**SET PROBLEM**
Images appear in the records below; leave them out and repeat everything else exactly.
BEGIN
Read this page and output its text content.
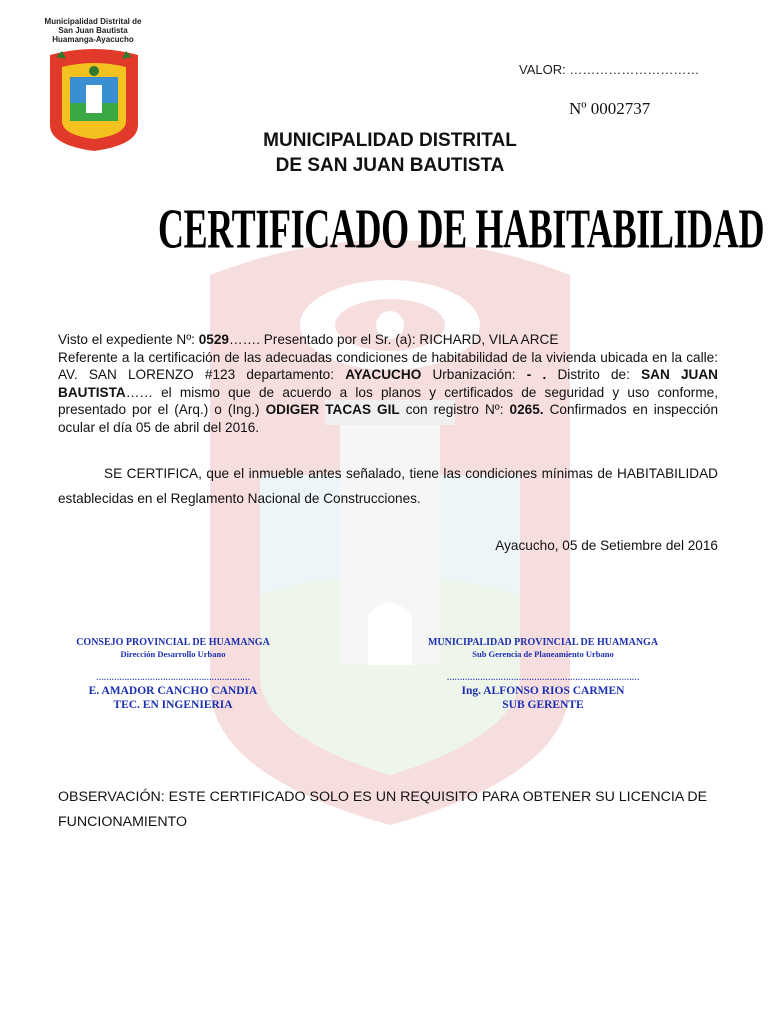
Municipalidad Distrital de
San Juan Bautista
Huamanga-Ayacucho
VALOR: …………………………
Nº 0002737
MUNICIPALIDAD DISTRITAL
DE SAN JUAN BAUTISTA
CERTIFICADO DE HABITABILIDAD
Visto el expediente Nº: 0529……. Presentado por el Sr. (a): RICHARD, VILA ARCE
Referente a la certificación de las adecuadas condiciones de habitabilidad de la vivienda ubicada en la calle: AV. SAN LORENZO #123 departamento: AYACUCHO Urbanización: - . Distrito de: SAN JUAN BAUTISTA…… el mismo que de acuerdo a los planos y certificados de seguridad y uso conforme, presentado por el (Arq.) o (Ing.) ODIGER TACAS GIL con registro Nº: 0265. Confirmados en inspección ocular el día 05 de abril del 2016.
SE CERTIFICA, que el inmueble antes señalado, tiene las condiciones mínimas de HABITABILIDAD establecidas en el Reglamento Nacional de Construcciones.
Ayacucho, 05 de Setiembre del 2016
CONSEJO PROVINCIAL DE HUAMANGA
Dirección Desarrollo Urbano
……………………………………………………
E. AMADOR CANCHO CANDIA
TEC. EN INGENIERIA
MUNICIPALIDAD PROVINCIAL DE HUAMANGA
Sub Gerencia de Planeamiento Urbano
…………………………………………………………………
Ing. ALFONSO RIOS CARMEN
SUB GERENTE
OBSERVACIÓN: ESTE CERTIFICADO SOLO ES UN REQUISITO PARA OBTENER SU LICENCIA DE FUNCIONAMIENTO
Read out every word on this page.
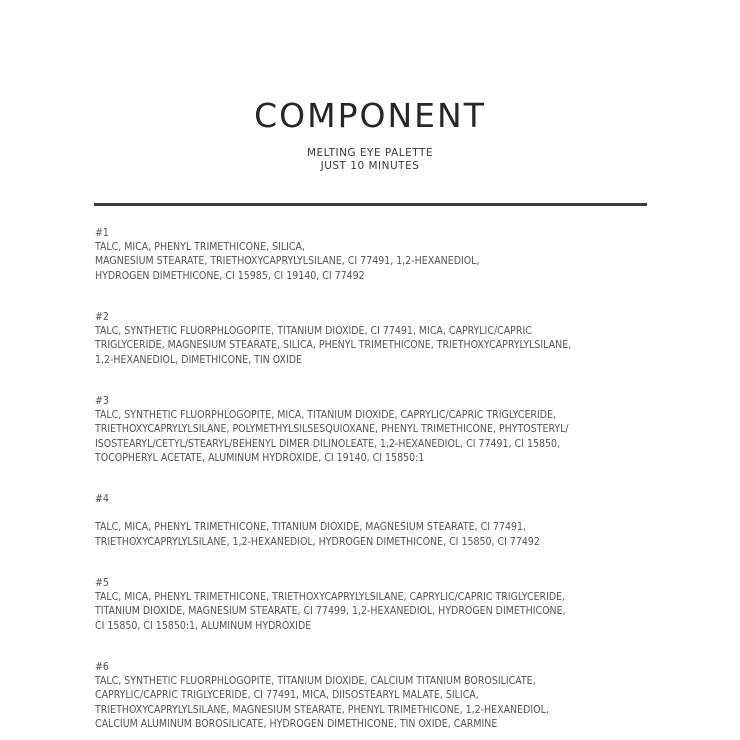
COMPONENT
MELTING EYE PALETTE
JUST 10 MINUTES
#1
TALC, MICA, PHENYL TRIMETHICONE, SILICA,
MAGNESIUM STEARATE, TRIETHOXYCAPRYLYLSILANE, CI 77491, 1,2-HEXANEDIOL,
HYDROGEN DIMETHICONE, CI 15985, CI 19140, CI 77492
#2
TALC, SYNTHETIC FLUORPHLOGOPITE, TITANIUM DIOXIDE, CI 77491, MICA, CAPRYLIC/CAPRIC
TRIGLYCERIDE, MAGNESIUM STEARATE, SILICA, PHENYL TRIMETHICONE, TRIETHOXYCAPRYLYLSILANE,
1,2-HEXANEDIOL, DIMETHICONE, TIN OXIDE
#3
TALC, SYNTHETIC FLUORPHLOGOPITE, MICA, TITANIUM DIOXIDE, CAPRYLIC/CAPRIC TRIGLYCERIDE,
TRIETHOXYCAPRYLYLSILANE, POLYMETHYLSILSESQUIOXANE, PHENYL TRIMETHICONE, PHYTOSTERYL/
ISOSTEARYL/CETYL/STEARYL/BEHENYL DIMER DILINOLEATE, 1,2-HEXANEDIOL, CI 77491, CI 15850,
TOCOPHERYL ACETATE, ALUMINUM HYDROXIDE, CI 19140, CI 15850:1
#4

TALC, MICA, PHENYL TRIMETHICONE, TITANIUM DIOXIDE, MAGNESIUM STEARATE, CI 77491,
TRIETHOXYCAPRYLYLSILANE, 1,2-HEXANEDIOL, HYDROGEN DIMETHICONE, CI 15850, CI 77492
#5
TALC, MICA, PHENYL TRIMETHICONE, TRIETHOXYCAPRYLYLSILANE, CAPRYLIC/CAPRIC TRIGLYCERIDE,
TITANIUM DIOXIDE, MAGNESIUM STEARATE, CI 77499, 1,2-HEXANEDIOL, HYDROGEN DIMETHICONE,
CI 15850, CI 15850:1, ALUMINUM HYDROXIDE
#6
TALC, SYNTHETIC FLUORPHLOGOPITE, TITANIUM DIOXIDE, CALCIUM TITANIUM BOROSILICATE,
CAPRYLIC/CAPRIC TRIGLYCERIDE, CI 77491, MICA, DIISOSTEARYL MALATE, SILICA,
TRIETHOXYCAPRYLYLSILANE, MAGNESIUM STEARATE, PHENYL TRIMETHICONE, 1,2-HEXANEDIOL,
CALCIUM ALUMINUM BOROSILICATE, HYDROGEN DIMETHICONE, TIN OXIDE, CARMINE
END
**PROBLEM SOLUTION**
Read this page and output its text content.
Municipalidad Distrital de
San Juan Bautista
Huamanga-Ayacucho
VALOR: …………………………
Nº 0002737
MUNICIPALIDAD DISTRITAL
DE SAN JUAN BAUTISTA
CERTIFICADO DE HABITABILIDAD
Visto el expediente Nº: 0529……. Presentado por el Sr. (a): RICHARD, VILA ARCE
Referente a la certificación de las adecuadas condiciones de habitabilidad de la vivienda ubicada en la calle: AV. SAN LORENZO #123 departamento: AYACUCHO Urbanización: - . Distrito de: SAN JUAN BAUTISTA…… el mismo que de acuerdo a los planos y certificados de seguridad y uso conforme, presentado por el (Arq.) o (Ing.) ODIGER TACAS GIL con registro Nº: 0265. Confirmados en inspección ocular el día 05 de abril del 2016.
SE CERTIFICA, que el inmueble antes señalado, tiene las condiciones mínimas de HABITABILIDAD establecidas en el Reglamento Nacional de Construcciones.
Ayacucho, 05 de Setiembre del 2016
CONSEJO PROVINCIAL DE HUAMANGA
Dirección Desarrollo Urbano
……………………………………………………
E. AMADOR CANCHO CANDIA
TEC. EN INGENIERIA
MUNICIPALIDAD PROVINCIAL DE HUAMANGA
Sub Gerencia de Planeamiento Urbano
…………………………………………………………………
Ing. ALFONSO RIOS CARMEN
SUB GERENTE
OBSERVACIÓN: ESTE CERTIFICADO SOLO ES UN REQUISITO PARA OBTENER SU LICENCIA DE FUNCIONAMIENTO
Read out every word on this page.
COMPONENT
MELTING EYE PALETTE
JUST 10 MINUTES
#1
TALC, MICA, PHENYL TRIMETHICONE, SILICA,
MAGNESIUM STEARATE, TRIETHOXYCAPRYLYLSILANE, CI 77491, 1,2-HEXANEDIOL,
HYDROGEN DIMETHICONE, CI 15985, CI 19140, CI 77492
#2
TALC, SYNTHETIC FLUORPHLOGOPITE, TITANIUM DIOXIDE, CI 77491, MICA, CAPRYLIC/CAPRIC
TRIGLYCERIDE, MAGNESIUM STEARATE, SILICA, PHENYL TRIMETHICONE, TRIETHOXYCAPRYLYLSILANE,
1,2-HEXANEDIOL, DIMETHICONE, TIN OXIDE
#3
TALC, SYNTHETIC FLUORPHLOGOPITE, MICA, TITANIUM DIOXIDE, CAPRYLIC/CAPRIC TRIGLYCERIDE,
TRIETHOXYCAPRYLYLSILANE, POLYMETHYLSILSESQUIOXANE, PHENYL TRIMETHICONE, PHYTOSTERYL/
ISOSTEARYL/CETYL/STEARYL/BEHENYL DIMER DILINOLEATE, 1,2-HEXANEDIOL, CI 77491, CI 15850,
TOCOPHERYL ACETATE, ALUMINUM HYDROXIDE, CI 19140, CI 15850:1
#4

TALC, MICA, PHENYL TRIMETHICONE, TITANIUM DIOXIDE, MAGNESIUM STEARATE, CI 77491,
TRIETHOXYCAPRYLYLSILANE, 1,2-HEXANEDIOL, HYDROGEN DIMETHICONE, CI 15850, CI 77492
#5
TALC, MICA, PHENYL TRIMETHICONE, TRIETHOXYCAPRYLYLSILANE, CAPRYLIC/CAPRIC TRIGLYCERIDE,
TITANIUM DIOXIDE, MAGNESIUM STEARATE, CI 77499, 1,2-HEXANEDIOL, HYDROGEN DIMETHICONE,
CI 15850, CI 15850:1, ALUMINUM HYDROXIDE
#6
TALC, SYNTHETIC FLUORPHLOGOPITE, TITANIUM DIOXIDE, CALCIUM TITANIUM BOROSILICATE,
CAPRYLIC/CAPRIC TRIGLYCERIDE, CI 77491, MICA, DIISOSTEARYL MALATE, SILICA,
TRIETHOXYCAPRYLYLSILANE, MAGNESIUM STEARATE, PHENYL TRIMETHICONE, 1,2-HEXANEDIOL,
CALCIUM ALUMINUM BOROSILICATE, HYDROGEN DIMETHICONE, TIN OXIDE, CARMINE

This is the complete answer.